[Extracted data entries]
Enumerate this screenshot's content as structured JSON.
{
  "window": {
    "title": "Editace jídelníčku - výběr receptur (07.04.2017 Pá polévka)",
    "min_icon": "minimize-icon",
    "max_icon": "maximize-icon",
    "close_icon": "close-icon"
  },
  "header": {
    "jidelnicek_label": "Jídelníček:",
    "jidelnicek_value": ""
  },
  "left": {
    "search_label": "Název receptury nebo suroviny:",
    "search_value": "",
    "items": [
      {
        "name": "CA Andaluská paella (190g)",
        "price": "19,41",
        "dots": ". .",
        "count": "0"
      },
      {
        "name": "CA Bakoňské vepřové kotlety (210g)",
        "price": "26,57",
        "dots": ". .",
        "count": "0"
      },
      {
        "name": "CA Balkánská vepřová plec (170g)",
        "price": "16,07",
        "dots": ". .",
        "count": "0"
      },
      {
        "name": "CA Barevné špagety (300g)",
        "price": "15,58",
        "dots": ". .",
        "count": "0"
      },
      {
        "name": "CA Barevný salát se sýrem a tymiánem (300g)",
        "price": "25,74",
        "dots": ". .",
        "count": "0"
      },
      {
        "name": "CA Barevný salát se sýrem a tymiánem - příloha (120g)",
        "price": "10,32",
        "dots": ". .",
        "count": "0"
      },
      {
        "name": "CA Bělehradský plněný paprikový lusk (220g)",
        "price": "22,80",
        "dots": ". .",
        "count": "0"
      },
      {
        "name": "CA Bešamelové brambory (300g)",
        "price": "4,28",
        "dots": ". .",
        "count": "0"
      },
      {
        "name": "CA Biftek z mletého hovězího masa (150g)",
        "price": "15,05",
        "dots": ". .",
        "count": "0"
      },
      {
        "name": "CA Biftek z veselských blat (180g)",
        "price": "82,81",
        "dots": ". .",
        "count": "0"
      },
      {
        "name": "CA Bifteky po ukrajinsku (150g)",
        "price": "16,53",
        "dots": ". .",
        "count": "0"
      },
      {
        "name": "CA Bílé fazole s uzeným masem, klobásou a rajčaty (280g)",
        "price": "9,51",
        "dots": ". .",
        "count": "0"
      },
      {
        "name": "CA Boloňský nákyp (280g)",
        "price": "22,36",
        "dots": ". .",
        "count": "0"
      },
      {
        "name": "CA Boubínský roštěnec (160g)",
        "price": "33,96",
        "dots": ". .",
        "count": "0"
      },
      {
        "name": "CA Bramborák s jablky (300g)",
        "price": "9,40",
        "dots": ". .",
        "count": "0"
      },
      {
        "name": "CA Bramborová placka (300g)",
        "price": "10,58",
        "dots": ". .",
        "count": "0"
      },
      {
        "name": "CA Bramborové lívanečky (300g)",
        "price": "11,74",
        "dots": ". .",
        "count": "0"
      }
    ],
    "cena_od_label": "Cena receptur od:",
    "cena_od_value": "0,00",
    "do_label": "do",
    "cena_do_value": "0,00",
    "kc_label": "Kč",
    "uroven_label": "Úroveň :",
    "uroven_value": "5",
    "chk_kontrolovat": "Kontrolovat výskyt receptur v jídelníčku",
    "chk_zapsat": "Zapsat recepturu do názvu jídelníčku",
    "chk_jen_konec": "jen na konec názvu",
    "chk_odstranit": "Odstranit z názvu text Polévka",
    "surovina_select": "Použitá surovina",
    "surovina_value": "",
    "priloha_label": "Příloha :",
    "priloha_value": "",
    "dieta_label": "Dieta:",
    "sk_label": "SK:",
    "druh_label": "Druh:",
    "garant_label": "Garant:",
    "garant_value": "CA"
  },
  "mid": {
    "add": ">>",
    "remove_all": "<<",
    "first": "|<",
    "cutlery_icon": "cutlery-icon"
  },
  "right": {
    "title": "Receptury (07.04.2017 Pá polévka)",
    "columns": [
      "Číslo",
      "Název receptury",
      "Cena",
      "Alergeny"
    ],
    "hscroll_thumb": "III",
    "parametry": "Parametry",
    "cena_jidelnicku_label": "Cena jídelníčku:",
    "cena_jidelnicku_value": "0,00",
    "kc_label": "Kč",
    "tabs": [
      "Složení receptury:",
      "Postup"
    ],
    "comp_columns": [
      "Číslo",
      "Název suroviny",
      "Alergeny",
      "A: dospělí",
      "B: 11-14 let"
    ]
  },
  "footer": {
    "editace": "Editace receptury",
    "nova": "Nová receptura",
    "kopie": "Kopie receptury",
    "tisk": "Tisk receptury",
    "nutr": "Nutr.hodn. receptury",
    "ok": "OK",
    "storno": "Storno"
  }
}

● WHAT TO PRODUCE:
Each record must be returned exactly as it is written.

● THE ANSWER:
Enumerate this screenshot's content as structured JSON.
{
  "window": {
    "title": "Editace jídelníčku - výběr receptur (07.04.2017 Pá polévka)",
    "min_icon": "minimize-icon",
    "max_icon": "maximize-icon",
    "close_icon": "close-icon"
  },
  "header": {
    "jidelnicek_label": "Jídelníček:",
    "jidelnicek_value": ""
  },
  "left": {
    "search_label": "Název receptury nebo suroviny:",
    "search_value": "",
    "items": [
      {
        "name": "CA Andaluská paella (190g)",
        "price": "19,41",
        "dots": ". .",
        "count": "0"
      },
      {
        "name": "CA Bakoňské vepřové kotlety (210g)",
        "price": "26,57",
        "dots": ". .",
        "count": "0"
      },
      {
        "name": "CA Balkánská vepřová plec (170g)",
        "price": "16,07",
        "dots": ". .",
        "count": "0"
      },
      {
        "name": "CA Barevné špagety (300g)",
        "price": "15,58",
        "dots": ". .",
        "count": "0"
      },
      {
        "name": "CA Barevný salát se sýrem a tymiánem (300g)",
        "price": "25,74",
        "dots": ". .",
        "count": "0"
      },
      {
        "name": "CA Barevný salát se sýrem a tymiánem - příloha (120g)",
        "price": "10,32",
        "dots": ". .",
        "count": "0"
      },
      {
        "name": "CA Bělehradský plněný paprikový lusk (220g)",
        "price": "22,80",
        "dots": ". .",
        "count": "0"
      },
      {
        "name": "CA Bešamelové brambory (300g)",
        "price": "4,28",
        "dots": ". .",
        "count": "0"
      },
      {
        "name": "CA Biftek z mletého hovězího masa (150g)",
        "price": "15,05",
        "dots": ". .",
        "count": "0"
      },
      {
        "name": "CA Biftek z veselských blat (180g)",
        "price": "82,81",
        "dots": ". .",
        "count": "0"
      },
      {
        "name": "CA Bifteky po ukrajinsku (150g)",
        "price": "16,53",
        "dots": ". .",
        "count": "0"
      },
      {
        "name": "CA Bílé fazole s uzeným masem, klobásou a rajčaty (280g)",
        "price": "9,51",
        "dots": ". .",
        "count": "0"
      },
      {
        "name": "CA Boloňský nákyp (280g)",
        "price": "22,36",
        "dots": ". .",
        "count": "0"
      },
      {
        "name": "CA Boubínský roštěnec (160g)",
        "price": "33,96",
        "dots": ". .",
        "count": "0"
      },
      {
        "name": "CA Bramborák s jablky (300g)",
        "price": "9,40",
        "dots": ". .",
        "count": "0"
      },
      {
        "name": "CA Bramborová placka (300g)",
        "price": "10,58",
        "dots": ". .",
        "count": "0"
      },
      {
        "name": "CA Bramborové lívanečky (300g)",
        "price": "11,74",
        "dots": ". .",
        "count": "0"
      }
    ],
    "cena_od_label": "Cena receptur od:",
    "cena_od_value": "0,00",
    "do_label": "do",
    "cena_do_value": "0,00",
    "kc_label": "Kč",
    "uroven_label": "Úroveň :",
    "uroven_value": "5",
    "chk_kontrolovat": "Kontrolovat výskyt receptur v jídelníčku",
    "chk_zapsat": "Zapsat recepturu do názvu jídelníčku",
    "chk_jen_konec": "jen na konec názvu",
    "chk_odstranit": "Odstranit z názvu text Polévka",
    "surovina_select": "Použitá surovina",
    "surovina_value": "",
    "priloha_label": "Příloha :",
    "priloha_value": "",
    "dieta_label": "Dieta:",
    "sk_label": "SK:",
    "druh_label": "Druh:",
    "garant_label": "Garant:",
    "garant_value": "CA"
  },
  "mid": {
    "add": ">>",
    "remove_all": "<<",
    "first": "|<",
    "cutlery_icon": "cutlery-icon"
  },
  "right": {
    "title": "Receptury (07.04.2017 Pá polévka)",
    "columns": [
      "Číslo",
      "Název receptury",
      "Cena",
      "Alergeny"
    ],
    "hscroll_thumb": "III",
    "parametry": "Parametry",
    "cena_jidelnicku_label": "Cena jídelníčku:",
    "cena_jidelnicku_value": "0,00",
    "kc_label": "Kč",
    "tabs": [
      "Složení receptury:",
      "Postup"
    ],
    "comp_columns": [
      "Číslo",
      "Název suroviny",
      "Alergeny",
      "A: dospělí",
      "B: 11-14 let"
    ]
  },
  "footer": {
    "editace": "Editace receptury",
    "nova": "Nová receptura",
    "kopie": "Kopie receptury",
    "tisk": "Tisk receptury",
    "nutr": "Nutr.hodn. receptury",
    "ok": "OK",
    "storno": "Storno"
  }
}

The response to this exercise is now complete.